* _To be done_
In the material below, find every line with "have" and pull it out.

Records from a data source:

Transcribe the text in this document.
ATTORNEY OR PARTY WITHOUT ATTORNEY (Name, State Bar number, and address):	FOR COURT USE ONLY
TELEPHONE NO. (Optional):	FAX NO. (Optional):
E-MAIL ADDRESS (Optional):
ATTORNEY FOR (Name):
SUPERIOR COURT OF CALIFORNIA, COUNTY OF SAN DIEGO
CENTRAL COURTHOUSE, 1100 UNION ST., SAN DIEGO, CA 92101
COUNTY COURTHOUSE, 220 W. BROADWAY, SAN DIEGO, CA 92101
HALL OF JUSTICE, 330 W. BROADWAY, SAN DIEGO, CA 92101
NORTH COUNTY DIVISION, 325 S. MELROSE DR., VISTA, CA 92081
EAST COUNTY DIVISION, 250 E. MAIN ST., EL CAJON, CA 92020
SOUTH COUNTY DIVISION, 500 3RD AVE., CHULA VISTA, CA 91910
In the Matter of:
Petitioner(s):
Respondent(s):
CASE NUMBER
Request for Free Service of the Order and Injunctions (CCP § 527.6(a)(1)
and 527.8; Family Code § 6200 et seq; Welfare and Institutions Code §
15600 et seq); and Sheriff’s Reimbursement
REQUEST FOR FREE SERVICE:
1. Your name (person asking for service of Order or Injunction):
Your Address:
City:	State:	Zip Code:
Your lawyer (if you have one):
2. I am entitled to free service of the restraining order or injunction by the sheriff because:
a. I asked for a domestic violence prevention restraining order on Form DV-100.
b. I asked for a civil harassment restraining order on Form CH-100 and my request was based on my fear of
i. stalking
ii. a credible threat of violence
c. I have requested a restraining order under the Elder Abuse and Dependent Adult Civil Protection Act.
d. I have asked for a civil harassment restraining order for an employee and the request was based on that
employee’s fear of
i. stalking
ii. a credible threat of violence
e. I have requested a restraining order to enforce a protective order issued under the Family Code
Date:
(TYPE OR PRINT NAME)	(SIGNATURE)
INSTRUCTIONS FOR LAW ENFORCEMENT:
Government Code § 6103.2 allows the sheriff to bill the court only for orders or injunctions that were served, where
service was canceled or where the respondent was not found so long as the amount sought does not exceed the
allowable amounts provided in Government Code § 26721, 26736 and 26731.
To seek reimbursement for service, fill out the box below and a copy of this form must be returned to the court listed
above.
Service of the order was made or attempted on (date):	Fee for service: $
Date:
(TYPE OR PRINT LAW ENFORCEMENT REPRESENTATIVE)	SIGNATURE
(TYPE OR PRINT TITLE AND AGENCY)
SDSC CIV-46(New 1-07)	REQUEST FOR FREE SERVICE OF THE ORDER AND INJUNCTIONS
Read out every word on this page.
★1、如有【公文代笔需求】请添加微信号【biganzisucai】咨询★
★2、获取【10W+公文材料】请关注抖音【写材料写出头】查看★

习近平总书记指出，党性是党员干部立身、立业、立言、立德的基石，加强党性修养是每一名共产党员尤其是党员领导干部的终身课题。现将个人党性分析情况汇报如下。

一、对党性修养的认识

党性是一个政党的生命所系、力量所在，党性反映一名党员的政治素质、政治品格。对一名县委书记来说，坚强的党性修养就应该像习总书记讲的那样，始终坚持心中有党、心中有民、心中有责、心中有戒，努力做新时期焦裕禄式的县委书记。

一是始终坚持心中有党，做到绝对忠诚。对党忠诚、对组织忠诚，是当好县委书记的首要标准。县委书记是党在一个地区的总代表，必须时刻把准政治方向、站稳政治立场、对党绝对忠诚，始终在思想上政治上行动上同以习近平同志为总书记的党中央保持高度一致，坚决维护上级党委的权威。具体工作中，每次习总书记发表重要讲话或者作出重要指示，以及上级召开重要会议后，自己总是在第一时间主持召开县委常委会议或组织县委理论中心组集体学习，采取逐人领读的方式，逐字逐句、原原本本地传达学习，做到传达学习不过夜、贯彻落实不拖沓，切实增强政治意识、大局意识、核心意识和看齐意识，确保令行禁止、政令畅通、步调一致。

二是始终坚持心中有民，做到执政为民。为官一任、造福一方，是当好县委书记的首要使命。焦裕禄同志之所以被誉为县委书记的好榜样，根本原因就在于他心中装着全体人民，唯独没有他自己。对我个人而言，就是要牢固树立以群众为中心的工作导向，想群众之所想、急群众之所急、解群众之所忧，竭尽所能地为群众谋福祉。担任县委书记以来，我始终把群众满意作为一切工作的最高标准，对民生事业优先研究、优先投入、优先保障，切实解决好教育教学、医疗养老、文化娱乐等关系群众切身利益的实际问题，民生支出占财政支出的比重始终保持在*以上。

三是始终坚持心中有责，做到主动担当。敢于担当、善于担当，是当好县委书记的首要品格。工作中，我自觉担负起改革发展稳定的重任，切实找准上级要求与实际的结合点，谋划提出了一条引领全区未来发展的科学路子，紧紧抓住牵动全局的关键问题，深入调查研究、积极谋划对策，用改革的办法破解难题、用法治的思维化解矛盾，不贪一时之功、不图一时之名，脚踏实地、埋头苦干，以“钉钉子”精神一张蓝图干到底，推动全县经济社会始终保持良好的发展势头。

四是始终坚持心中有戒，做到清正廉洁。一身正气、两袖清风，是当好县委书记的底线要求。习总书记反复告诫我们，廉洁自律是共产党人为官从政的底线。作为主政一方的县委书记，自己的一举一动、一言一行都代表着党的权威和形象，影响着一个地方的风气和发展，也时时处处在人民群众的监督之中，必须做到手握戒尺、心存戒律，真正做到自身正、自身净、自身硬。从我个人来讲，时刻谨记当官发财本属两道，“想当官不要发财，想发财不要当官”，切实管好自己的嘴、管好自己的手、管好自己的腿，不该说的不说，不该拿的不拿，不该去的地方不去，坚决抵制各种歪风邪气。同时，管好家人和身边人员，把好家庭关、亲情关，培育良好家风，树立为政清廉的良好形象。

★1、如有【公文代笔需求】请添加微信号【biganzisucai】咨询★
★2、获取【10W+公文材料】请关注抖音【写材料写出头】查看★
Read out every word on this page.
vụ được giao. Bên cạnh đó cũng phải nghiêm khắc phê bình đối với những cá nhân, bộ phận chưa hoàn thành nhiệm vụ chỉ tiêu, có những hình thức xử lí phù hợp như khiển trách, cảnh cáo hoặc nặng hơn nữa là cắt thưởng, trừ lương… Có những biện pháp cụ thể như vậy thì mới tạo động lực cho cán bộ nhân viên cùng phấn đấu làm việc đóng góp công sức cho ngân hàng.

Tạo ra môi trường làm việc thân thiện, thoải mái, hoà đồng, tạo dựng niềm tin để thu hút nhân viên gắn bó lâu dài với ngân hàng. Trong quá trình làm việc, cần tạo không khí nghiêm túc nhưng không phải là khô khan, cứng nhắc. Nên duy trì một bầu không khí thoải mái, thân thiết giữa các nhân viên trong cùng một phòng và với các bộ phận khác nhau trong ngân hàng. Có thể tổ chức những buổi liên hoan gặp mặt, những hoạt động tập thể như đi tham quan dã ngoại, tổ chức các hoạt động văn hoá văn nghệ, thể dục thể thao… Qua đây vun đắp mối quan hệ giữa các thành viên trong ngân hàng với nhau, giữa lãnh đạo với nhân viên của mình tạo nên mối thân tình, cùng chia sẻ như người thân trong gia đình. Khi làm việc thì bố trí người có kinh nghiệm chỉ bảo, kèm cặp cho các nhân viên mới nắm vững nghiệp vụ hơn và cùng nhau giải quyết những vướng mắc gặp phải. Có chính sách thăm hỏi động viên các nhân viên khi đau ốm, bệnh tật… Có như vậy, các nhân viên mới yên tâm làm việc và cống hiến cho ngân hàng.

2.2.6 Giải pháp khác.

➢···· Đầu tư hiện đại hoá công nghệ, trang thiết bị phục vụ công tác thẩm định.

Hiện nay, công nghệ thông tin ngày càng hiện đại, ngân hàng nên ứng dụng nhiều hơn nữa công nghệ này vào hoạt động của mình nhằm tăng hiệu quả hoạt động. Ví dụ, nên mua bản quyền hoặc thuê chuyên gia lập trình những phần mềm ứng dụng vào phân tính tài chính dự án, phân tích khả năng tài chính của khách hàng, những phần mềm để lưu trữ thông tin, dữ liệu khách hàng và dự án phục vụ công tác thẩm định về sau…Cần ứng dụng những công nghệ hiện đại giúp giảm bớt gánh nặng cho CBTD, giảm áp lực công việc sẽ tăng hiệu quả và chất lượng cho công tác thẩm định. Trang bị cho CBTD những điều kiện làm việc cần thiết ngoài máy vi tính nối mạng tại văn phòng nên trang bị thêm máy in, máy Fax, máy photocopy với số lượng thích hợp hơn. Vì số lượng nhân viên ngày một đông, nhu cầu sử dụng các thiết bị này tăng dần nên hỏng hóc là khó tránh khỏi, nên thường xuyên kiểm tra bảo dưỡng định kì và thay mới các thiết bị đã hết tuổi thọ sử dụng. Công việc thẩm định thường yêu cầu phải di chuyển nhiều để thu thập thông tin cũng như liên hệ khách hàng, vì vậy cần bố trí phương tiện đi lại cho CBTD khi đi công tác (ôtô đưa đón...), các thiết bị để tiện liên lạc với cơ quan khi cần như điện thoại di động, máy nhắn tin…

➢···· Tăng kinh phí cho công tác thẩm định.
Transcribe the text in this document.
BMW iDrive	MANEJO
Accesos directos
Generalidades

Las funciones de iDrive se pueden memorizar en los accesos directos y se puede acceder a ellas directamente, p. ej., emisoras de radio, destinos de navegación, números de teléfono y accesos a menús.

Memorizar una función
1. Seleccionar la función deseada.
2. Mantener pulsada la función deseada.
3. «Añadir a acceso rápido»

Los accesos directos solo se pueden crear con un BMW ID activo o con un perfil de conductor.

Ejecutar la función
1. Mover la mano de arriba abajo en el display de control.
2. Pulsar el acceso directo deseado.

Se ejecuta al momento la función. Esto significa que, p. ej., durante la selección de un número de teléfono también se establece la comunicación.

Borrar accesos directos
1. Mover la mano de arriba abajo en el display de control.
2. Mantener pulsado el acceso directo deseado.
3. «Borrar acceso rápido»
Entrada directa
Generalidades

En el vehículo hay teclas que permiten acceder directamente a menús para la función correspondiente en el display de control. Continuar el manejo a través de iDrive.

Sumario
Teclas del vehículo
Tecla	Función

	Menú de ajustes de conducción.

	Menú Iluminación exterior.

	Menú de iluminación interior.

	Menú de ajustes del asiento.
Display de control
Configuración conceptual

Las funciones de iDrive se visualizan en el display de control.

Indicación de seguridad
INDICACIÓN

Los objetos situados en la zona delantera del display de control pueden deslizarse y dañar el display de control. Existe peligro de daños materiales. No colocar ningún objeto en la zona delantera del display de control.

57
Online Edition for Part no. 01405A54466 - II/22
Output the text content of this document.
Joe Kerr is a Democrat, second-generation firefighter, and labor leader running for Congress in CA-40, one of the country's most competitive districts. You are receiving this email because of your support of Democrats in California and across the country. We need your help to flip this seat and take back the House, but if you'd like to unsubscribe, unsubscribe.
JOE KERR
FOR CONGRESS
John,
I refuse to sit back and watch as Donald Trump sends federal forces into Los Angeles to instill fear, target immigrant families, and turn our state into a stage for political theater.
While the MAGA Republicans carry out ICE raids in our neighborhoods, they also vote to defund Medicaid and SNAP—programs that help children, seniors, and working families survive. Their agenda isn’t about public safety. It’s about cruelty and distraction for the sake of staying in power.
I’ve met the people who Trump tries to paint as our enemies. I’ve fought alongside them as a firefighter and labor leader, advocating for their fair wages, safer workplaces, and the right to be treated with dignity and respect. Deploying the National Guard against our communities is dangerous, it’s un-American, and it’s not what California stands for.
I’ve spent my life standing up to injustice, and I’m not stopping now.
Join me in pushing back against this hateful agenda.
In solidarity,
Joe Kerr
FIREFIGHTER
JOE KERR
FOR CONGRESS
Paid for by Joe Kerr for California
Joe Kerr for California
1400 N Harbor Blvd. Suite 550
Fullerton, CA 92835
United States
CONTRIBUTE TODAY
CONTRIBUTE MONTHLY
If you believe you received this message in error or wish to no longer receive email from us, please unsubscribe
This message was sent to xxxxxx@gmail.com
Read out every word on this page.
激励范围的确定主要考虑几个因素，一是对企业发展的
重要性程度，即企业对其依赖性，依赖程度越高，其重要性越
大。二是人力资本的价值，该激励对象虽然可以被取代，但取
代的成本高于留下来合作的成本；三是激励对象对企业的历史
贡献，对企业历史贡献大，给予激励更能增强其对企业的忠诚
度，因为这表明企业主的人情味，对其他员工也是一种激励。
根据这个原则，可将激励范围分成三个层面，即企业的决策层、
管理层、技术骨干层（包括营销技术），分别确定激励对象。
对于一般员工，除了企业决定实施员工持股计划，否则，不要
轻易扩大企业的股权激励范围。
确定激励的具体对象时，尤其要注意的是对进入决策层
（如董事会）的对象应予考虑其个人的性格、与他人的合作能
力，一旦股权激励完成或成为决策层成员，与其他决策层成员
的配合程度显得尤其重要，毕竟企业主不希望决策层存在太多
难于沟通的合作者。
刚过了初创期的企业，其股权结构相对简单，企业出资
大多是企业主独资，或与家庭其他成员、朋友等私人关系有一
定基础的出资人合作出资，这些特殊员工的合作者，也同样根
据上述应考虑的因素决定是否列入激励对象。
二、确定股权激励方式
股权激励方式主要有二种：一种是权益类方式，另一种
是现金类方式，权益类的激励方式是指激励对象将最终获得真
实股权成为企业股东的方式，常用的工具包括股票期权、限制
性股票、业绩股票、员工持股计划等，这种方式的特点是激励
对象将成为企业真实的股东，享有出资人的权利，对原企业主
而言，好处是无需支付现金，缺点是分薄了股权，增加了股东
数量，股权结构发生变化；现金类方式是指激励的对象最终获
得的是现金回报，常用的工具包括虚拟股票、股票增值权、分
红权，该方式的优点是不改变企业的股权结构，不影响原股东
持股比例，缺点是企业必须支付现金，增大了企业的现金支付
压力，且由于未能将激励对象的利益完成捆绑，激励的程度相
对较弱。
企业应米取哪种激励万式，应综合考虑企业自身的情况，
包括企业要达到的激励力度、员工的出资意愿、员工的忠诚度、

* _Reply_
Your lawyer (if you have one):
c. I have requested a restraining order under the Elder Abuse and Dependent Adult Civil Protection Act.
d. I have asked for a civil harassment restraining order for an employee and the request was based on that
e. I have requested a restraining order to enforce a protective order issued under the Family Code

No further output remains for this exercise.